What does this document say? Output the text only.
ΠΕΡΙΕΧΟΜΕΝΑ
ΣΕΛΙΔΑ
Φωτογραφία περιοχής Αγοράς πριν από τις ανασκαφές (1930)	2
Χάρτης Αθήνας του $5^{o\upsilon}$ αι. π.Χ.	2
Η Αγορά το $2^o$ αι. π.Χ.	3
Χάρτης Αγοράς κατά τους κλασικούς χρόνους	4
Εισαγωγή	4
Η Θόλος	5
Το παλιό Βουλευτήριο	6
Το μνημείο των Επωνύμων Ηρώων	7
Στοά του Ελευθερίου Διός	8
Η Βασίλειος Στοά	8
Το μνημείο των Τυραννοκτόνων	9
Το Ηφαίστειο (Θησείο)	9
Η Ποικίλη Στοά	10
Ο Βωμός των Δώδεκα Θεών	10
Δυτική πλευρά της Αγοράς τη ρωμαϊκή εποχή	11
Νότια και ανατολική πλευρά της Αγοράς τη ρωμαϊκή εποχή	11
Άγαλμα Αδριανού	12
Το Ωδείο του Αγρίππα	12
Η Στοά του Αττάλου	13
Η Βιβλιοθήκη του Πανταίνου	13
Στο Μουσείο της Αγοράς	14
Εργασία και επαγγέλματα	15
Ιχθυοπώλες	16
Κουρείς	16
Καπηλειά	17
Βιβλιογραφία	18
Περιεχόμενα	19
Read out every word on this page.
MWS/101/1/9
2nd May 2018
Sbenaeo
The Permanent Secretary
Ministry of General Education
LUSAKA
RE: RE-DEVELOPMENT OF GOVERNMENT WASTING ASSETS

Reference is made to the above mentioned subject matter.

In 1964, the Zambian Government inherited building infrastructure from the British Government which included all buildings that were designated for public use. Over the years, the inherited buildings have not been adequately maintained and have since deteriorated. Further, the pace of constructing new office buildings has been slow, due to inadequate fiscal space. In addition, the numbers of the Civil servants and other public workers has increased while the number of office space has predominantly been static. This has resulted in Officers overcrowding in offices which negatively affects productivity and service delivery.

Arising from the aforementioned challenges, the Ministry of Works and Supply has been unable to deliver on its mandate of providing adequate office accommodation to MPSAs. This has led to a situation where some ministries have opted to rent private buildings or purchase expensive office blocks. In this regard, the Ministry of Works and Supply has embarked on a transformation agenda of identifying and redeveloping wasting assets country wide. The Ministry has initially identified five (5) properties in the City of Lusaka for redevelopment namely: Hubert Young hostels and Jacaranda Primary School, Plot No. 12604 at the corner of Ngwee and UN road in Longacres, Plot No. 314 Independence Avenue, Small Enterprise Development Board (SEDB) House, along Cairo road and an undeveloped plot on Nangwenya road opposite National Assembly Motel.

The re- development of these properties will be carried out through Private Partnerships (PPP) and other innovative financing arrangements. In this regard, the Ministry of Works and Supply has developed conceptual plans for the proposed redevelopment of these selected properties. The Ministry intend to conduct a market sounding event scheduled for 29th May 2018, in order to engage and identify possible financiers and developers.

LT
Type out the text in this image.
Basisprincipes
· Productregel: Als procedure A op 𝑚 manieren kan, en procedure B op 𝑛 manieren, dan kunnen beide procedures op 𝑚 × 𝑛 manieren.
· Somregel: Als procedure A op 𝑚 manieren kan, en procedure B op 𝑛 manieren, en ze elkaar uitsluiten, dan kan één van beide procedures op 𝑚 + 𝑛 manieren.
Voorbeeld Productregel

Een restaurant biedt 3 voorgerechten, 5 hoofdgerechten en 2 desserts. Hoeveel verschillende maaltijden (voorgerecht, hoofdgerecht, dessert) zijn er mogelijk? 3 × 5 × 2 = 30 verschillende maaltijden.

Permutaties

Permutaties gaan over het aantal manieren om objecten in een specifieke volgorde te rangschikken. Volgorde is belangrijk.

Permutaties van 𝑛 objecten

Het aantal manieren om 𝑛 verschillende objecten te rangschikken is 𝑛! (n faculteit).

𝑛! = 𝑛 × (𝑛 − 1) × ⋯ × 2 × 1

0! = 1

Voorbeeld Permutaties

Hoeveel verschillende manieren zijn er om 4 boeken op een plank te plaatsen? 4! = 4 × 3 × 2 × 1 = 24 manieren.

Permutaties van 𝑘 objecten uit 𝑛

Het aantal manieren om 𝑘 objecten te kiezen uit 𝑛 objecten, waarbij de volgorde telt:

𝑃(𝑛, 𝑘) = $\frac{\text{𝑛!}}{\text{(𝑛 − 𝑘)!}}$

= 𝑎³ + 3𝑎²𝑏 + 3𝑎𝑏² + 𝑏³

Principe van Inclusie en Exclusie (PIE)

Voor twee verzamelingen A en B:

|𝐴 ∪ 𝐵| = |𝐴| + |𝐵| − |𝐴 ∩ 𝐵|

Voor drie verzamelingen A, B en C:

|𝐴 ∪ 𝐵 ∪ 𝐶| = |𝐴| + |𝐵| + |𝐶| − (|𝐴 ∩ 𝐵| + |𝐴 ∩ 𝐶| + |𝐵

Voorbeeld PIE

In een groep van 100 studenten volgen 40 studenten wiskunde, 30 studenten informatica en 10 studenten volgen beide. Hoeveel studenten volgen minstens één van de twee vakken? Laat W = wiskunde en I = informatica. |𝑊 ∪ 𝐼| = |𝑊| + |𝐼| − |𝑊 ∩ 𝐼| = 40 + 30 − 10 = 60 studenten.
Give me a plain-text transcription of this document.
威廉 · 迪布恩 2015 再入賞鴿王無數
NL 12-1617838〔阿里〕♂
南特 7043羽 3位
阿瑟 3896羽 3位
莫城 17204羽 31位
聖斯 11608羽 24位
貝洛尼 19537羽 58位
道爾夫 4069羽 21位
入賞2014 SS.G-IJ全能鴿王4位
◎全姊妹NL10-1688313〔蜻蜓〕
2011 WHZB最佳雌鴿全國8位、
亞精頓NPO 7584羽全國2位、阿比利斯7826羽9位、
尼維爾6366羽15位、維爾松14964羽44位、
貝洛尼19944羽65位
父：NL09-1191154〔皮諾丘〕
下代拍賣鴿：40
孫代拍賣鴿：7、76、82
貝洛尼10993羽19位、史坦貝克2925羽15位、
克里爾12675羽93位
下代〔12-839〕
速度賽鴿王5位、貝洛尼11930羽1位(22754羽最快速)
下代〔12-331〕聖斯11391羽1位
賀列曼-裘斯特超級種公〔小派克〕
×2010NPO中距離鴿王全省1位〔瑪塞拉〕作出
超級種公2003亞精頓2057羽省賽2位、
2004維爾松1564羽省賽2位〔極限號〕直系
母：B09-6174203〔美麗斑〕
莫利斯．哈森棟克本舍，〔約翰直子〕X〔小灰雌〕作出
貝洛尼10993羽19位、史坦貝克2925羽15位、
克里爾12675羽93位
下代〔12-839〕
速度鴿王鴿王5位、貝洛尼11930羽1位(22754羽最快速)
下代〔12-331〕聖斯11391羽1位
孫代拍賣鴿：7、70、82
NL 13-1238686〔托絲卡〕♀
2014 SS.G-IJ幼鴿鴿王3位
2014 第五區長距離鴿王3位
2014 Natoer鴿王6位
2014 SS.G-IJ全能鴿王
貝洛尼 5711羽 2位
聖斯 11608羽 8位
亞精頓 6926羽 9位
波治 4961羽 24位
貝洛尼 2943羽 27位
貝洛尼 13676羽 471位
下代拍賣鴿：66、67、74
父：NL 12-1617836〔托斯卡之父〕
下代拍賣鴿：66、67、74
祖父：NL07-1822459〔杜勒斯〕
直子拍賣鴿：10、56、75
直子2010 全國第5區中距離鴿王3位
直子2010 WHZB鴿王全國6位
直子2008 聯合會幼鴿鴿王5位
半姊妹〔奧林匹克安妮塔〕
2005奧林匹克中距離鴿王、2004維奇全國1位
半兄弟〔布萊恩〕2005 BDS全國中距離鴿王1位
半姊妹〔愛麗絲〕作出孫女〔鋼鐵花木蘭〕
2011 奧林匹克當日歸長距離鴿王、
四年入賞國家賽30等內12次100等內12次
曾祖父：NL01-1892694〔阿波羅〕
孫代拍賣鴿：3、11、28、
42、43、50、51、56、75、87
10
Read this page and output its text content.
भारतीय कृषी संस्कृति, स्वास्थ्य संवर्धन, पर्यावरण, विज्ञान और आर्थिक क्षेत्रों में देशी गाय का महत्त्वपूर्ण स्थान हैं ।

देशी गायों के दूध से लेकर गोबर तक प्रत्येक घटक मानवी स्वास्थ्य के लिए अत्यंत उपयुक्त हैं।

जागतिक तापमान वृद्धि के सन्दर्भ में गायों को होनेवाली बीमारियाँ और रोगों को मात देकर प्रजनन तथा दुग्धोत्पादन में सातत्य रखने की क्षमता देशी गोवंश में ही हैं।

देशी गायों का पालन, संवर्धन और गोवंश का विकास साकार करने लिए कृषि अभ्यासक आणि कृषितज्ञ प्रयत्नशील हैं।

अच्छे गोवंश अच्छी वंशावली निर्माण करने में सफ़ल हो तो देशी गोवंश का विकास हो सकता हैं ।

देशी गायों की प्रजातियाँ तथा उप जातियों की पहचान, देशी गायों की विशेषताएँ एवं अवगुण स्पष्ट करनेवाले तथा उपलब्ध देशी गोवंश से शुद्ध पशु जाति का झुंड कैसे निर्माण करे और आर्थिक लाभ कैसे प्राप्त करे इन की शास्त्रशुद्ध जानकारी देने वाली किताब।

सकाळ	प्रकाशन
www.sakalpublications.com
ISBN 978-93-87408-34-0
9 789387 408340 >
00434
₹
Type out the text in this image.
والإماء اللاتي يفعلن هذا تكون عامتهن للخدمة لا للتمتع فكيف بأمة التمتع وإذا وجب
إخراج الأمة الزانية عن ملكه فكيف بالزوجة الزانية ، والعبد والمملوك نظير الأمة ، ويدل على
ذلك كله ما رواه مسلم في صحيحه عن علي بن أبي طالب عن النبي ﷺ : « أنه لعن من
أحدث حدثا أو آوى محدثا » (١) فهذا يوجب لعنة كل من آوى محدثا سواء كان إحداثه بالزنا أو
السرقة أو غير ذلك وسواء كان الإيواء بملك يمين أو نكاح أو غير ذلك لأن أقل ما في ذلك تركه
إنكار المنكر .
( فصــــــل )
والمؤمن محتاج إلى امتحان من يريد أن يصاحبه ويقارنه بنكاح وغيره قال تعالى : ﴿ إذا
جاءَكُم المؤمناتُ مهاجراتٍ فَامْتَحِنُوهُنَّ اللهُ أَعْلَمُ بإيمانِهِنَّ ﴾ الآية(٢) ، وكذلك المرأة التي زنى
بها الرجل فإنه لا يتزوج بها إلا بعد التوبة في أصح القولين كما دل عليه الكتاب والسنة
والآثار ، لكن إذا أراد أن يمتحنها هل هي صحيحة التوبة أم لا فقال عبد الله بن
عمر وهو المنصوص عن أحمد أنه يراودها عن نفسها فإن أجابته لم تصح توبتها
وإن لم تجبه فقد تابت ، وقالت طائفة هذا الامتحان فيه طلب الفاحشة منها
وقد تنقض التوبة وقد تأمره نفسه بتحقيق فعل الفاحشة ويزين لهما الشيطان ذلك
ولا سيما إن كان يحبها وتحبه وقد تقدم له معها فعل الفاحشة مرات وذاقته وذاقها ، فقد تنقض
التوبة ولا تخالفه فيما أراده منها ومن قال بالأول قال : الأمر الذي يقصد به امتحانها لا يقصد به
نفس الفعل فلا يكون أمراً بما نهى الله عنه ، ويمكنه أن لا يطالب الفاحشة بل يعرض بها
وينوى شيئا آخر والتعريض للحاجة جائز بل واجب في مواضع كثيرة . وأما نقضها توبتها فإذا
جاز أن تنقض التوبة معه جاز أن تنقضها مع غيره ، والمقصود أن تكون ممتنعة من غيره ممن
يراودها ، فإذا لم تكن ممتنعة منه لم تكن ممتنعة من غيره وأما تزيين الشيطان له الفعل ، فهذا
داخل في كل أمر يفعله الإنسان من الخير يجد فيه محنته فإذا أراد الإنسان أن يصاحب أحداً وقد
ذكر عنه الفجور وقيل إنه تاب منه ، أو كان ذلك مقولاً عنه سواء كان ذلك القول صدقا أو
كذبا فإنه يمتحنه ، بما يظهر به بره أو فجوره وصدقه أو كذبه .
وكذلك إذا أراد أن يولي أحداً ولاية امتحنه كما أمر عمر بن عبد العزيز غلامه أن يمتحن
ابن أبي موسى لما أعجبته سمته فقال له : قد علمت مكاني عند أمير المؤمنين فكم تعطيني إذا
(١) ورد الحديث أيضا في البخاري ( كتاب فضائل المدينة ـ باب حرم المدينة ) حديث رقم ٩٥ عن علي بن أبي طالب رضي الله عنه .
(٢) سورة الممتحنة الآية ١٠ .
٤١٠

- [Exercise objective]: State the number of lines in the records that include "منها", and write nothing else.

- [Task output]: 2